| What you have to do |
Collect all the lines that mention the word "Annuels".

## start Extracted information

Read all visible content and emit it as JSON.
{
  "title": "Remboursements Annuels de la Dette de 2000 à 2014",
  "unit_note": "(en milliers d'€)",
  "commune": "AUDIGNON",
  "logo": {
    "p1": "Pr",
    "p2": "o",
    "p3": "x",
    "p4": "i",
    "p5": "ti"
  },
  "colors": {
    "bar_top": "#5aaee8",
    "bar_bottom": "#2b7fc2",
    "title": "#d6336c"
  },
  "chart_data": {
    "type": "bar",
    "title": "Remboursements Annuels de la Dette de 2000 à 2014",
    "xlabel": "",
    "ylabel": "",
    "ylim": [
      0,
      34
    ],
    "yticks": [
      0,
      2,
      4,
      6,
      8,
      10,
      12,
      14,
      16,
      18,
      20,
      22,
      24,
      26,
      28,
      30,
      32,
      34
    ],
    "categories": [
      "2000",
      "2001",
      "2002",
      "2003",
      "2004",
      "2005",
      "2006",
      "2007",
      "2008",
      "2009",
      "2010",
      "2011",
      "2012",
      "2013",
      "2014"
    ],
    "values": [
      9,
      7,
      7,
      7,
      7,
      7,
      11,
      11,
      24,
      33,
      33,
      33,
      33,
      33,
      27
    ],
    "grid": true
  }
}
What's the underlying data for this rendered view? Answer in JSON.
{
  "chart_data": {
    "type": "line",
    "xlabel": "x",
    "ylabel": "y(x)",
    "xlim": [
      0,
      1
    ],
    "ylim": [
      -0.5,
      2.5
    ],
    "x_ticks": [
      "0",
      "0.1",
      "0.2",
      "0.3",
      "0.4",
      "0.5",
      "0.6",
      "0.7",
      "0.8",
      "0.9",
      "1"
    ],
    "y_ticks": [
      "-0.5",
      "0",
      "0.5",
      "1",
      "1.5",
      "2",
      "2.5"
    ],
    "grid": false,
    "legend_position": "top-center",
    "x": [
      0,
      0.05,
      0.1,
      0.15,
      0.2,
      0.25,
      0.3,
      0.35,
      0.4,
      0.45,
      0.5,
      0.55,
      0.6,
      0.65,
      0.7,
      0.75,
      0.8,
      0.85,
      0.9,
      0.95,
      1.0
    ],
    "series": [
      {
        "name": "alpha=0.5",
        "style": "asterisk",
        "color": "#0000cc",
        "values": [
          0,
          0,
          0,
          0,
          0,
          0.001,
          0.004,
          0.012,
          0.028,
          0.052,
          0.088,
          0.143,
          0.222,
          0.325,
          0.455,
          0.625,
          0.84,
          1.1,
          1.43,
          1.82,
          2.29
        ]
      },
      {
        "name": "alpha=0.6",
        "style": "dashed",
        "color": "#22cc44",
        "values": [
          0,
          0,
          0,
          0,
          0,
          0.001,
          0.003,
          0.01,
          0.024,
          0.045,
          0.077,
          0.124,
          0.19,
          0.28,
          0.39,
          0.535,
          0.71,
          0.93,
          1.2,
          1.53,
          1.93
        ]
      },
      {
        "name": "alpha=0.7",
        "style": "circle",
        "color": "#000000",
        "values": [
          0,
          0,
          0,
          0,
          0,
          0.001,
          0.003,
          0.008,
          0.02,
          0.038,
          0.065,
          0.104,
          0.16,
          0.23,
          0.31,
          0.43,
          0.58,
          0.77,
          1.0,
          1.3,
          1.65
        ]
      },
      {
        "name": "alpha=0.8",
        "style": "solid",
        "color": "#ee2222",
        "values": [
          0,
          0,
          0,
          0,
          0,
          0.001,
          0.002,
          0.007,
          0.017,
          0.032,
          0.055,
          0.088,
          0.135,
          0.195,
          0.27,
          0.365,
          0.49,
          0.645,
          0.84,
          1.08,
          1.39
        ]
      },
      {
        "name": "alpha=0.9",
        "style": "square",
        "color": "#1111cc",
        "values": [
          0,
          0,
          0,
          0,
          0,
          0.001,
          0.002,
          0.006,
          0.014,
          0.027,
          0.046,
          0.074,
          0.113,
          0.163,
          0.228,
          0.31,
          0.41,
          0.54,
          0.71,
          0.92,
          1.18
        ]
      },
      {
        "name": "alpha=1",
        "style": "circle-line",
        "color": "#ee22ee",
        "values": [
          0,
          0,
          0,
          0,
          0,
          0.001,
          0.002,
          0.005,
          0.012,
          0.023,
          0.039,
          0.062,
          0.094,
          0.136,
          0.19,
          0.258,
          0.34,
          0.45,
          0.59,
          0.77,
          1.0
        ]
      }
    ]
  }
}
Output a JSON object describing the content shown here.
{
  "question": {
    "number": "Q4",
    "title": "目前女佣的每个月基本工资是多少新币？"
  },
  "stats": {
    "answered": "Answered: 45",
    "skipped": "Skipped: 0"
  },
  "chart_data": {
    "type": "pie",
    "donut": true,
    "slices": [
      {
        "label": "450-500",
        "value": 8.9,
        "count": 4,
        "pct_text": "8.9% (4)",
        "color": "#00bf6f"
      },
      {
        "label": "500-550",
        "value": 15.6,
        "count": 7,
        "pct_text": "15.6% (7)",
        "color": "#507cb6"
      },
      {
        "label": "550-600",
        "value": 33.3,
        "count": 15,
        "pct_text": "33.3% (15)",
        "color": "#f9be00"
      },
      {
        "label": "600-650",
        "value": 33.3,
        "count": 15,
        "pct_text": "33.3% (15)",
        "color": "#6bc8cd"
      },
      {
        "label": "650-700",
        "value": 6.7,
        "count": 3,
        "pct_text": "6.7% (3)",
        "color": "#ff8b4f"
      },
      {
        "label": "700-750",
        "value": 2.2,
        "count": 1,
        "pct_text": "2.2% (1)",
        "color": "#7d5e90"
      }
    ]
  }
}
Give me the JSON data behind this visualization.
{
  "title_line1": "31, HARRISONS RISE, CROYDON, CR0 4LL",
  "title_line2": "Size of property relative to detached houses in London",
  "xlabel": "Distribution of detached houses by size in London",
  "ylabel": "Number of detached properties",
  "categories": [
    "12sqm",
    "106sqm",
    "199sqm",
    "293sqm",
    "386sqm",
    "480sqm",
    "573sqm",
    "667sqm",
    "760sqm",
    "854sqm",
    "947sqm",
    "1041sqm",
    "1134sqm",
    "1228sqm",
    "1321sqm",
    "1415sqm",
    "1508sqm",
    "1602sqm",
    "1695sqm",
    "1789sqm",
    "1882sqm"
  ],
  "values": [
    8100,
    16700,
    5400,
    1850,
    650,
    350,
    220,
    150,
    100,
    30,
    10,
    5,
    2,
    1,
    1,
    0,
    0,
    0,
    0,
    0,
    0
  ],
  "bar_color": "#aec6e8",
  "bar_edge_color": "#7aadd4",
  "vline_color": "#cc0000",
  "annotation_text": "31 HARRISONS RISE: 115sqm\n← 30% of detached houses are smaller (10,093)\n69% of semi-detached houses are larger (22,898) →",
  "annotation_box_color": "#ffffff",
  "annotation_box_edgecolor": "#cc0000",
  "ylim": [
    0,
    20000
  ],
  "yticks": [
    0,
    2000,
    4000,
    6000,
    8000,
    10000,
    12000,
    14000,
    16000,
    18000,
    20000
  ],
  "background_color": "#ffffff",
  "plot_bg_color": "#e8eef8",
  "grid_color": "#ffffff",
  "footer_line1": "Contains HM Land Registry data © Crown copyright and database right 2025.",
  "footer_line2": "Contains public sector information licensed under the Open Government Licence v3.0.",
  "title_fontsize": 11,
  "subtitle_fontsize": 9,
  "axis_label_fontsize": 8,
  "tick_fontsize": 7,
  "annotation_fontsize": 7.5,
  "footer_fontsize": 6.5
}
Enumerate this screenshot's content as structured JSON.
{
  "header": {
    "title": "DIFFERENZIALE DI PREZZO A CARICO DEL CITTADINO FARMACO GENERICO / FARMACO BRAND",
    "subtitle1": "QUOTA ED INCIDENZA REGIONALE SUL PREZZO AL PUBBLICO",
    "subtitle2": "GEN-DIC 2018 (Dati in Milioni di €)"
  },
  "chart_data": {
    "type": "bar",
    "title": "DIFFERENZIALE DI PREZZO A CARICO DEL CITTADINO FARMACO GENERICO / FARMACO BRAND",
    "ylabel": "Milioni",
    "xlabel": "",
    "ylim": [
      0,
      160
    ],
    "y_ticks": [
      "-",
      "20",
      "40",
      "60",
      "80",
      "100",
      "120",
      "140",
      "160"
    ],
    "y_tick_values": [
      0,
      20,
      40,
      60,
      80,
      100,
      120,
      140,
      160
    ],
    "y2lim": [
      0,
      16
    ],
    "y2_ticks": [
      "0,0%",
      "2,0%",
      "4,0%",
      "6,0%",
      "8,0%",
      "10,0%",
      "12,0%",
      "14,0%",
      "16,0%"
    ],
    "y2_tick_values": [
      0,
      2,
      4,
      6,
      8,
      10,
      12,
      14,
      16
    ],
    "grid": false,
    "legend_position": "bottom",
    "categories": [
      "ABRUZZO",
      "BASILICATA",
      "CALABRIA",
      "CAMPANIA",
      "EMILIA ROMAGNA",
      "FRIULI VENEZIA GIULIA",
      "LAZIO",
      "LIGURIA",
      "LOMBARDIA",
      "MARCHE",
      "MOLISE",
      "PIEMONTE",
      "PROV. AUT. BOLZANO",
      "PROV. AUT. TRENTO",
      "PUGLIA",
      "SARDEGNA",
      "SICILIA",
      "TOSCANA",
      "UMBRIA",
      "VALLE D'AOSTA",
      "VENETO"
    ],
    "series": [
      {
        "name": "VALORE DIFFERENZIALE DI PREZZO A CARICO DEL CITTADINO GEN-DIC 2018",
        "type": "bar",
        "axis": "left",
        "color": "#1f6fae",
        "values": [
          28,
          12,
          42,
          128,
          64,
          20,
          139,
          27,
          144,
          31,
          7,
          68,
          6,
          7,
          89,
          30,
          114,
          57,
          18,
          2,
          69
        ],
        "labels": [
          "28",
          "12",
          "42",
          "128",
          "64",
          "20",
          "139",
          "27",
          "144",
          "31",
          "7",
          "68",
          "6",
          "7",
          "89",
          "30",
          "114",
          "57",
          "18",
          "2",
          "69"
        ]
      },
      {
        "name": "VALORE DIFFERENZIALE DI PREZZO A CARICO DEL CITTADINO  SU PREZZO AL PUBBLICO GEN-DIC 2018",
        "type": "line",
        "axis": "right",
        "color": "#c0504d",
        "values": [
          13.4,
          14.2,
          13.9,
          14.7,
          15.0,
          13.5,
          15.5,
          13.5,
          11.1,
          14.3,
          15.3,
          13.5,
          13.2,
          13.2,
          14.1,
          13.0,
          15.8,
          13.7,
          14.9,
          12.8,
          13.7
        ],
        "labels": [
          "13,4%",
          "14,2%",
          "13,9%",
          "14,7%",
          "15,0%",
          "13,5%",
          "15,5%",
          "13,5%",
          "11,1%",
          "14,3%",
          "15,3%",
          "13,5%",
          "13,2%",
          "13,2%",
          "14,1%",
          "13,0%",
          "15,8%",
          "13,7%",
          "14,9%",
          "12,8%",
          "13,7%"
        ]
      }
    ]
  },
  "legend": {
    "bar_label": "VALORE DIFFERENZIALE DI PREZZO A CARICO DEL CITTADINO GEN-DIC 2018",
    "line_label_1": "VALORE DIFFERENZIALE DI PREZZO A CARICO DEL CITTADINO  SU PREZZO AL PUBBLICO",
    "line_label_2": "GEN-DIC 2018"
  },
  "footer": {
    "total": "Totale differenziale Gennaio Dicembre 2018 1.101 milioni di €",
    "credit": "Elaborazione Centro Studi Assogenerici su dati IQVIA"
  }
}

## end Extracted information

| Exercise answer |
  "title": "Remboursements Annuels de la Dette de 2000 à 2014",
    "title": "Remboursements Annuels de la Dette de 2000 à 2014",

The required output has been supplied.